### INFORMATION PROVIDED
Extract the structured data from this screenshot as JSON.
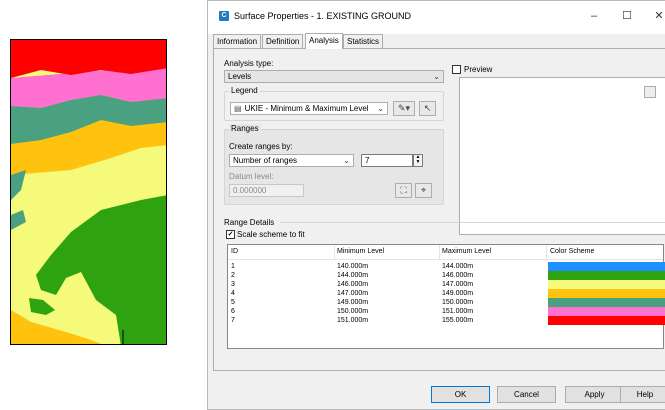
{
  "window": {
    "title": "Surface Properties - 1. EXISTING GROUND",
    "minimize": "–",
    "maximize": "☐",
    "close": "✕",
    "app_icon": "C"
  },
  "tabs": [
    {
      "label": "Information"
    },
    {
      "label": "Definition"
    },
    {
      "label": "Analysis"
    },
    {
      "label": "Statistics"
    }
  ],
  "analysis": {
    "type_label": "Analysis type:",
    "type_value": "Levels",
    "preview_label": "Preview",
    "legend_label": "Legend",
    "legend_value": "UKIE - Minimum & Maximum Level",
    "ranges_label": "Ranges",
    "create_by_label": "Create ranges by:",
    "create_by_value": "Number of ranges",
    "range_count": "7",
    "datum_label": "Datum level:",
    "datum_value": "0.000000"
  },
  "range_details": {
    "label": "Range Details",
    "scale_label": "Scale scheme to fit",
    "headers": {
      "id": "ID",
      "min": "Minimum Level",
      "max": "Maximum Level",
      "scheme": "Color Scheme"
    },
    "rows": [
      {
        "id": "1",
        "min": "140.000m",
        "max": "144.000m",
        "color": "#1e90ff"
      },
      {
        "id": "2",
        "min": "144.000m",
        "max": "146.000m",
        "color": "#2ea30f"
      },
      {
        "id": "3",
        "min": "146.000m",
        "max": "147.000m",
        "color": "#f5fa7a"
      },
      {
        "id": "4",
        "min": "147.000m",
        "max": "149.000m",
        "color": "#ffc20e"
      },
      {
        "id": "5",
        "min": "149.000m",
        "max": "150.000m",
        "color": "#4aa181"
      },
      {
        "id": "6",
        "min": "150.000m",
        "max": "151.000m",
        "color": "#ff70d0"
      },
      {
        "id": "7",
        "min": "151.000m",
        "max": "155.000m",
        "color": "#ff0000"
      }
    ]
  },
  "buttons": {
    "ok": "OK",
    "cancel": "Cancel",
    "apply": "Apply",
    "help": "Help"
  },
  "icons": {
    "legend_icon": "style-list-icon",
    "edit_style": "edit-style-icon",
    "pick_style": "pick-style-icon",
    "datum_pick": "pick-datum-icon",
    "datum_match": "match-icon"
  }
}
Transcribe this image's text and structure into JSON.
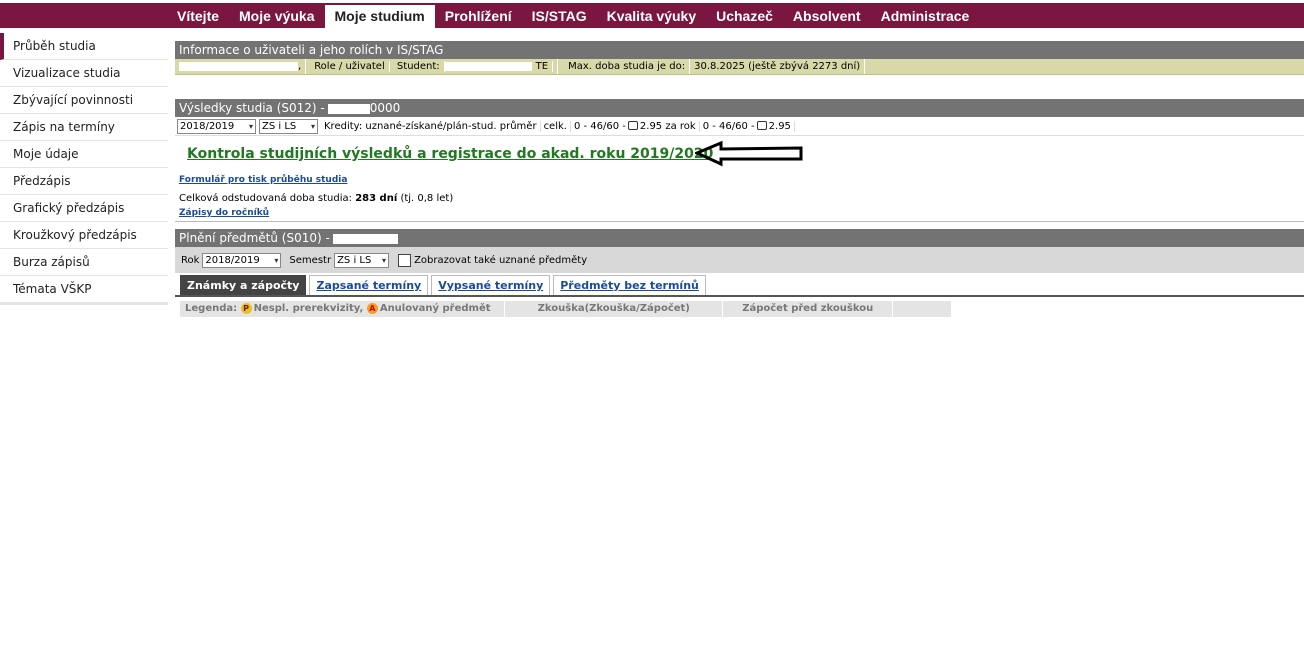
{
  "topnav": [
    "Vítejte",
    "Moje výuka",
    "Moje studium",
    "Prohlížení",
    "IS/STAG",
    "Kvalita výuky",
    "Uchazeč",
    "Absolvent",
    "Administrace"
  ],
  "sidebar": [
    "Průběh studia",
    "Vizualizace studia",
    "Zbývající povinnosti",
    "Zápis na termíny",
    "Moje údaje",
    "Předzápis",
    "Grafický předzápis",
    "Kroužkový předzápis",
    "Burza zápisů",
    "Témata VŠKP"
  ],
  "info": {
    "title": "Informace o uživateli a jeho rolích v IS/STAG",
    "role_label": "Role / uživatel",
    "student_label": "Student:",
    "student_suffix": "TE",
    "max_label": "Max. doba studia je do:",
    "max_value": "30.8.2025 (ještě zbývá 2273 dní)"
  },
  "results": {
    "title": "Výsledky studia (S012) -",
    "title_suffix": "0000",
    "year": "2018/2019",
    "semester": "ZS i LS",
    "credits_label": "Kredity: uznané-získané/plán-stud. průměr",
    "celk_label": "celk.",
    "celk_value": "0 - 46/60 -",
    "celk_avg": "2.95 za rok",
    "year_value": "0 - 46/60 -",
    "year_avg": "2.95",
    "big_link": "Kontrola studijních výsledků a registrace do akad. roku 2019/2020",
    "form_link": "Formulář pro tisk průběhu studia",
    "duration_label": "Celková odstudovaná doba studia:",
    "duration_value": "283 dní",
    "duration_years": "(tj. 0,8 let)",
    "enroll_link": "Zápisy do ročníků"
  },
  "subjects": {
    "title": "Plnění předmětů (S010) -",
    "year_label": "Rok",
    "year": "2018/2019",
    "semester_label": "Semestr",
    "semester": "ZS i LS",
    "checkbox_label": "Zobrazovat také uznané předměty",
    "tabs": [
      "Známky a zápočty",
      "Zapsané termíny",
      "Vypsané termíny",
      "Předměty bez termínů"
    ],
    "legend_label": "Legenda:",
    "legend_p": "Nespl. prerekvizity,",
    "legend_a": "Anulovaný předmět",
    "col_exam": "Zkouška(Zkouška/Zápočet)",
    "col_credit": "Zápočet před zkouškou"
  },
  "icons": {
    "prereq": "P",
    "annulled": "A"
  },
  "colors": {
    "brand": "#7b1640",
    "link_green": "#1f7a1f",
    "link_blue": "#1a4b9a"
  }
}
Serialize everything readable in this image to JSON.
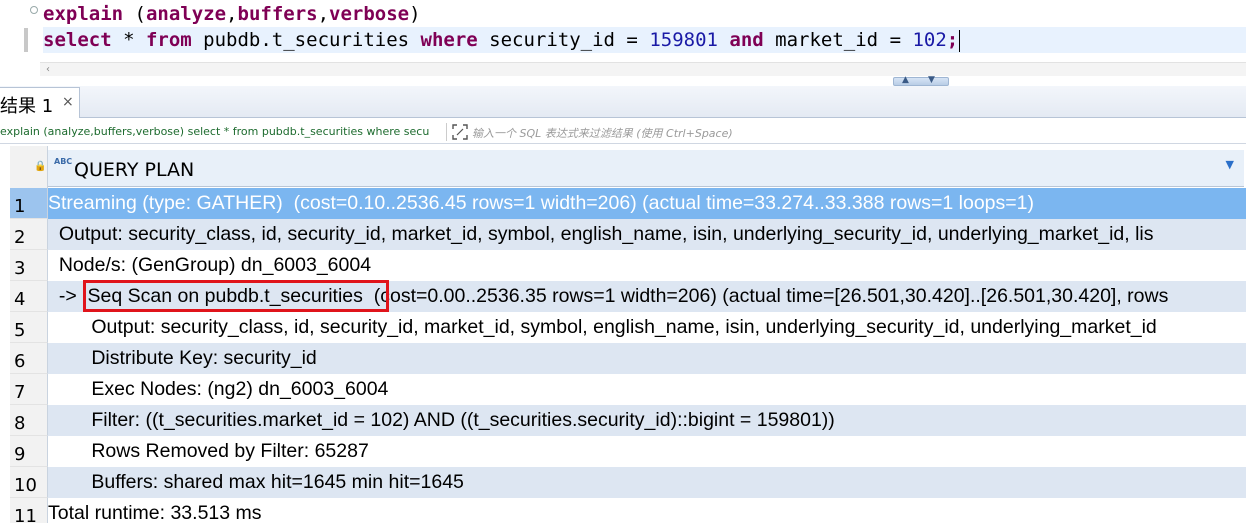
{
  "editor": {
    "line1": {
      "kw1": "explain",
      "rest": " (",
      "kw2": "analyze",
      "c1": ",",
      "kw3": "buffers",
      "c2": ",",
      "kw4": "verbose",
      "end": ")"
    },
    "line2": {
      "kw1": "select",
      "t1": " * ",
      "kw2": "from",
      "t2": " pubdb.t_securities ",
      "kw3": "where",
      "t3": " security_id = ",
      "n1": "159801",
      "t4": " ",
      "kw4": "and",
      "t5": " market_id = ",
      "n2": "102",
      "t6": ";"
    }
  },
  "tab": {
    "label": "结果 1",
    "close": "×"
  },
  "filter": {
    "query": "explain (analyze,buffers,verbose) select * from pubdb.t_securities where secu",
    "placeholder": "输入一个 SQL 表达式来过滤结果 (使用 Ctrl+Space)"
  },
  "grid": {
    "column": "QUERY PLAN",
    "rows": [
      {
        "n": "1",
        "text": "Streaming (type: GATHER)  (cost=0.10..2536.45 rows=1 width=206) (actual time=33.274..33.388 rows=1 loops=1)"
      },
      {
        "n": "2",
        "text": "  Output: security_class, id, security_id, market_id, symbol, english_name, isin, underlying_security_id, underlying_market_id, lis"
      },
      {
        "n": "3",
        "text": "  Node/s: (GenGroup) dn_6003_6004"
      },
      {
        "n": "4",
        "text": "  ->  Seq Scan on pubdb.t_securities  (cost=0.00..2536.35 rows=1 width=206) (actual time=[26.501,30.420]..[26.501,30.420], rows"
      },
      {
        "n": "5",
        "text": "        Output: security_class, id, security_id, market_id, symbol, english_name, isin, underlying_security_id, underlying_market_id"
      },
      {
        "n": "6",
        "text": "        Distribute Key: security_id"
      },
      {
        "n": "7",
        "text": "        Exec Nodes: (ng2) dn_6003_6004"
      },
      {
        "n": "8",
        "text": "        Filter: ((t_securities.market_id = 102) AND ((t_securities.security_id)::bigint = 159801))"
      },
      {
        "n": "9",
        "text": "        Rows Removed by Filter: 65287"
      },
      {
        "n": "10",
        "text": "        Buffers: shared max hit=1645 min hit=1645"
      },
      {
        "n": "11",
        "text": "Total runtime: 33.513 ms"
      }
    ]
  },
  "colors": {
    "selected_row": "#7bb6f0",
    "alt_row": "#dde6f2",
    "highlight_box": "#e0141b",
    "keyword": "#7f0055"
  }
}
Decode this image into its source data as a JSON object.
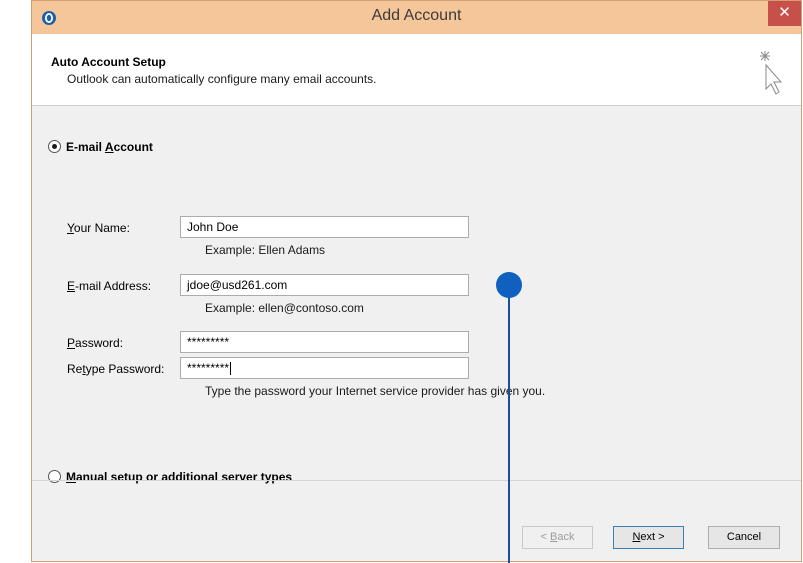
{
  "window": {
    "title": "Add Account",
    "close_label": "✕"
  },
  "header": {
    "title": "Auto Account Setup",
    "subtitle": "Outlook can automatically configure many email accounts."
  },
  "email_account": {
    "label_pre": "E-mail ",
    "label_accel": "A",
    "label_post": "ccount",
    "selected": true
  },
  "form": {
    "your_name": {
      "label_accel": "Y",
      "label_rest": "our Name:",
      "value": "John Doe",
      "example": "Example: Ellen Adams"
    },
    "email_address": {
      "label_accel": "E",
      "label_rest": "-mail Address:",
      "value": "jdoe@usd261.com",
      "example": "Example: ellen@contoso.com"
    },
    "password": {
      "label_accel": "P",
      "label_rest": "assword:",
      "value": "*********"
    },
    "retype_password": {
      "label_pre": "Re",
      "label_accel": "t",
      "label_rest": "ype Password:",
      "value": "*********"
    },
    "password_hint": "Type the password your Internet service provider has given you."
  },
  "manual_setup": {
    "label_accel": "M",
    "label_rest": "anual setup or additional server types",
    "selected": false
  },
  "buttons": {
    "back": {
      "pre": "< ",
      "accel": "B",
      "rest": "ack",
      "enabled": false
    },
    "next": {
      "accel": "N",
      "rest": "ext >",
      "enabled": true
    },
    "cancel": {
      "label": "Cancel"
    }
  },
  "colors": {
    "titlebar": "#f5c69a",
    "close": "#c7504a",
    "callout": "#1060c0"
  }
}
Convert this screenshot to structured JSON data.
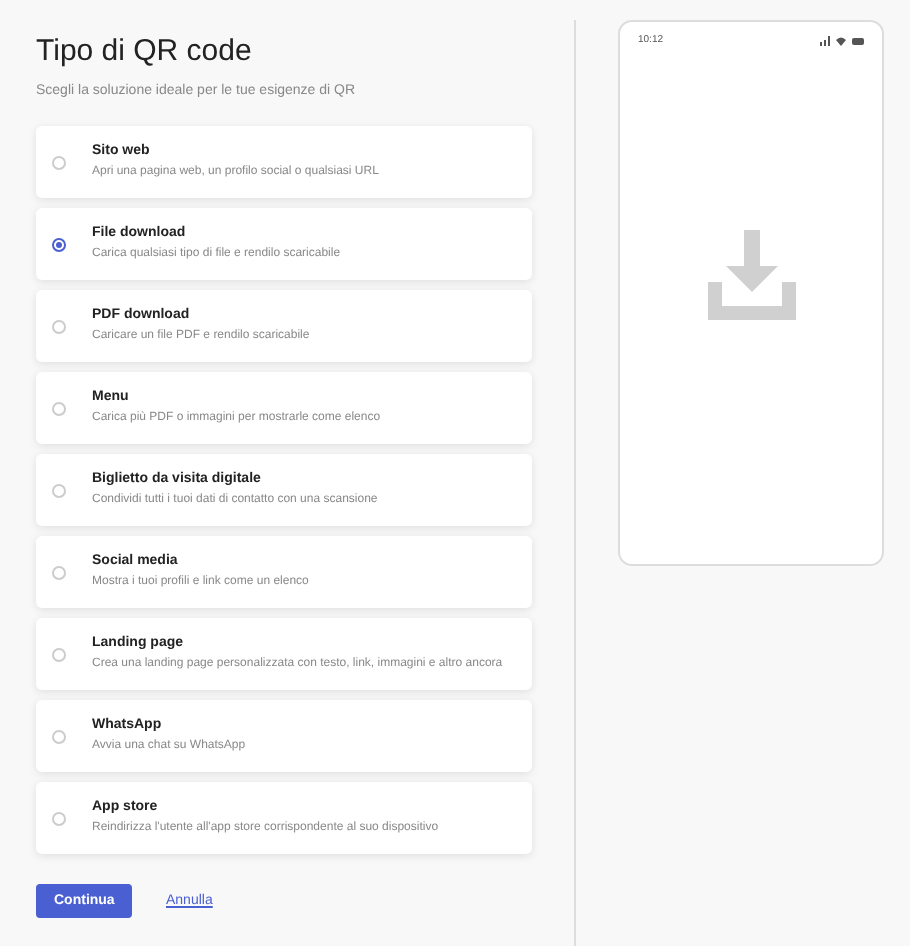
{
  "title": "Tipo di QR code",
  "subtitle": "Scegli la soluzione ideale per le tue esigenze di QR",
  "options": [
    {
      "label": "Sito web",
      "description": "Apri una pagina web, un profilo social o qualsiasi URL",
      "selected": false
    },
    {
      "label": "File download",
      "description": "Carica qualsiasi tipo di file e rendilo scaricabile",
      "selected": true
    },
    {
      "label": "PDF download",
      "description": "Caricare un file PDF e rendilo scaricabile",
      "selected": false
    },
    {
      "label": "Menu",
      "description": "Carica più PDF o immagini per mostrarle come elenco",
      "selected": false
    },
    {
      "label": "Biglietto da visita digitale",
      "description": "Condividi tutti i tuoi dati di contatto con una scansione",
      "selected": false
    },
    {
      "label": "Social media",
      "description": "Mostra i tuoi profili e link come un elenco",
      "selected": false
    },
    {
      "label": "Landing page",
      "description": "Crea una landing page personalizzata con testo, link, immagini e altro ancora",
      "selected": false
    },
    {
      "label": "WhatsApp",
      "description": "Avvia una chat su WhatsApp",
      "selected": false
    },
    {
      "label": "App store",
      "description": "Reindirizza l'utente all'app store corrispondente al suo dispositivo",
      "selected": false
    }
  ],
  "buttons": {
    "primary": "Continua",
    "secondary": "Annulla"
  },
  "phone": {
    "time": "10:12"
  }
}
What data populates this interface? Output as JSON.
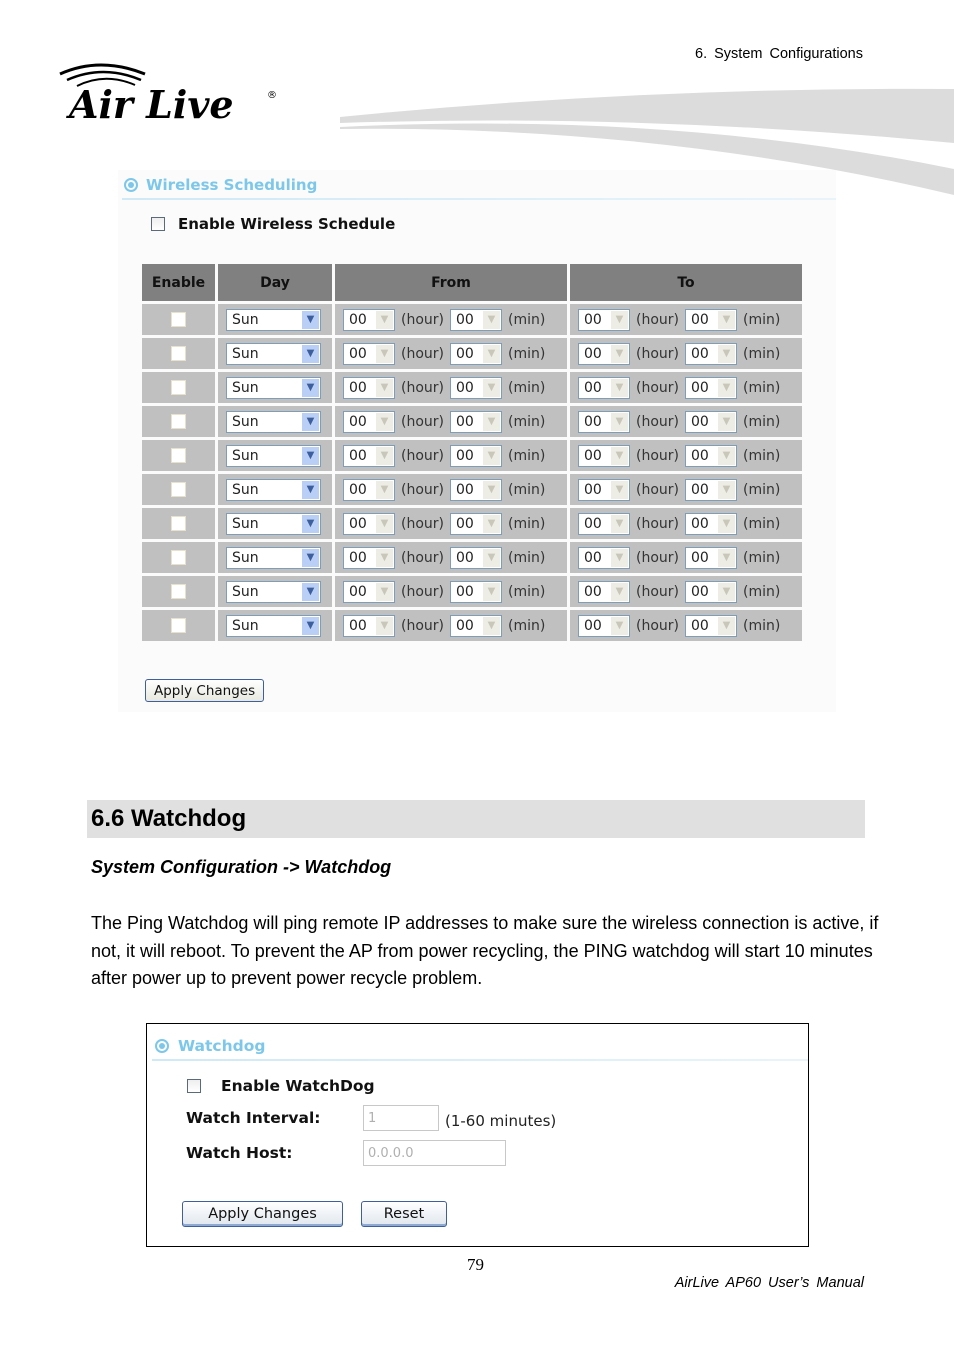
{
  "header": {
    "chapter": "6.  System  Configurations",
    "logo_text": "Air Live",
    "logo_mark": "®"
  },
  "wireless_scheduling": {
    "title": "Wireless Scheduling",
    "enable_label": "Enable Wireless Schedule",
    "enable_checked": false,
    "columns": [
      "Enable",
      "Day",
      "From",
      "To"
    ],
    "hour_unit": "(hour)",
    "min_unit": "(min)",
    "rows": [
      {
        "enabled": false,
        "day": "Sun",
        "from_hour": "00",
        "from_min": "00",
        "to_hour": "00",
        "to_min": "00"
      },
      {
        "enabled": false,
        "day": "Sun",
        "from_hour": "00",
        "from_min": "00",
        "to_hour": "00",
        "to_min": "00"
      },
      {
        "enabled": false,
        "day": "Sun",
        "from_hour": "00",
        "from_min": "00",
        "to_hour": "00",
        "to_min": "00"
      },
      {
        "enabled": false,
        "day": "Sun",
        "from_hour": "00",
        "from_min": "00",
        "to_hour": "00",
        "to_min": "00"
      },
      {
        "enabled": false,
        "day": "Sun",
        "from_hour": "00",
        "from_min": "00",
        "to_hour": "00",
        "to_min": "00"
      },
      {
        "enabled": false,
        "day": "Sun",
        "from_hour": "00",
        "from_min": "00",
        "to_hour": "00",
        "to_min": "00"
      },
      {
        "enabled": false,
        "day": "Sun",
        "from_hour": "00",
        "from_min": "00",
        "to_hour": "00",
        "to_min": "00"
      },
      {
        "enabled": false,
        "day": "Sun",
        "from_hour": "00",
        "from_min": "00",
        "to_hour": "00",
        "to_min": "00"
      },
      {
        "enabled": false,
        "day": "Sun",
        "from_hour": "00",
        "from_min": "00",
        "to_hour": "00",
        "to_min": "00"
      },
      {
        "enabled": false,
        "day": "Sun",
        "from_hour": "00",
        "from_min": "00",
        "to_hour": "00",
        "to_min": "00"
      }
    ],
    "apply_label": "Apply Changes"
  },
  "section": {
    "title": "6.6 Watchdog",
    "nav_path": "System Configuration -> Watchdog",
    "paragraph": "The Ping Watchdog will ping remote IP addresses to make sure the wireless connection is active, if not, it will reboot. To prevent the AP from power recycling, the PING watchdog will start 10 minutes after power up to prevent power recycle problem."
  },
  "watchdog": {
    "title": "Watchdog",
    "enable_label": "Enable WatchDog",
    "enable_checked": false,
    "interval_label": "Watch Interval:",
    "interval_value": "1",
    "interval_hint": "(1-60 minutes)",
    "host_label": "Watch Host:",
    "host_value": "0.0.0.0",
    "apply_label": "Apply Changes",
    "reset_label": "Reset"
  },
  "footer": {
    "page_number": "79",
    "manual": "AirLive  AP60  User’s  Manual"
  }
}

### TASK
From the listing above, collect every line that mentions the word "Changes".

### RESPONSE TO THIS EXERCISE
    "apply_label": "Apply Changes"
    "apply_label": "Apply Changes",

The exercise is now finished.